=== SOURCE ===
Module: Mesa
Branch: main
Commit: 125741dbae82dea2faf8e594c877701e137e0141
URL:    
http://cgit.freedesktop.org/mesa/mesa/commit/?id=125741dbae82dea2faf8e594c877701e137e0141

Author: Georg Lehmann <[email protected]>
Date:   Tue Oct  4 16:02:28 2022 +0200

nir/opt_algebraic: Optimize various find_msb_rev patterns.

>From dxvk, dxil-spirv, fxc, dxc and others.

Totals from 177 (0.13% of 134913) affected shaders:
CodeSize: 1079504 -> 1059872 (-1.82%)
Instrs: 195381 -> 192269 (-1.59%)
Latency: 3664137 -> 3631951 (-0.88%)
InvThroughput: 599479 -> 585675 (-2.30%)

=== RECORDED INFORMATION ===
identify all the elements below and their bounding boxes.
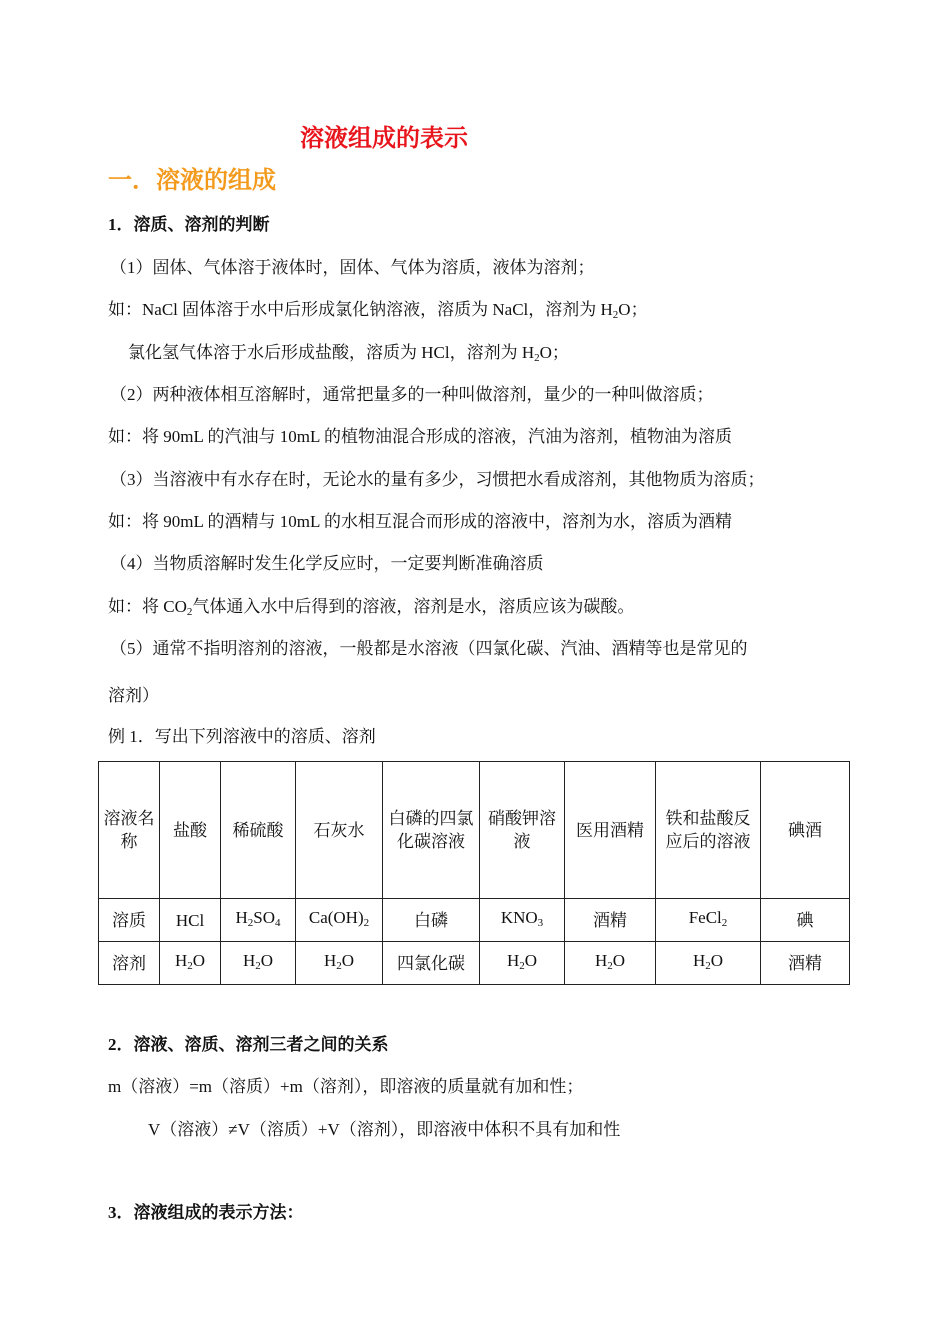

=== REQUIRED TASKS ===
(1) Copy everything in the commit message from "nir/opt_algebraic: Optimize various" down to "-> 1059872 (-1.82%)", swapping "shaders" for "programs".
(2) Answer these questions from the commit message:
(a) Who is listed as the author?
(b) How many shaders were affected?
(c) By what percentage did Instrs change?
(3) List every metric whose totals are reported in the commit message.
The data that comes after the commit message is separate material.

=== ANSWERS FOR THIS EXERCISE ===
(1)
nir/opt_algebraic: Optimize various find_msb_rev patterns.

>From dxvk, dxil-spirv, fxc, dxc and others.

Totals from 177 (0.13% of 134913) affected programs:
CodeSize: 1079504 -> 1059872 (-1.82%)

(2)
(a) Georg Lehmann
(b) 177
(c) -1.59%

(3) CodeSize, Instrs, Latency, InvThroughput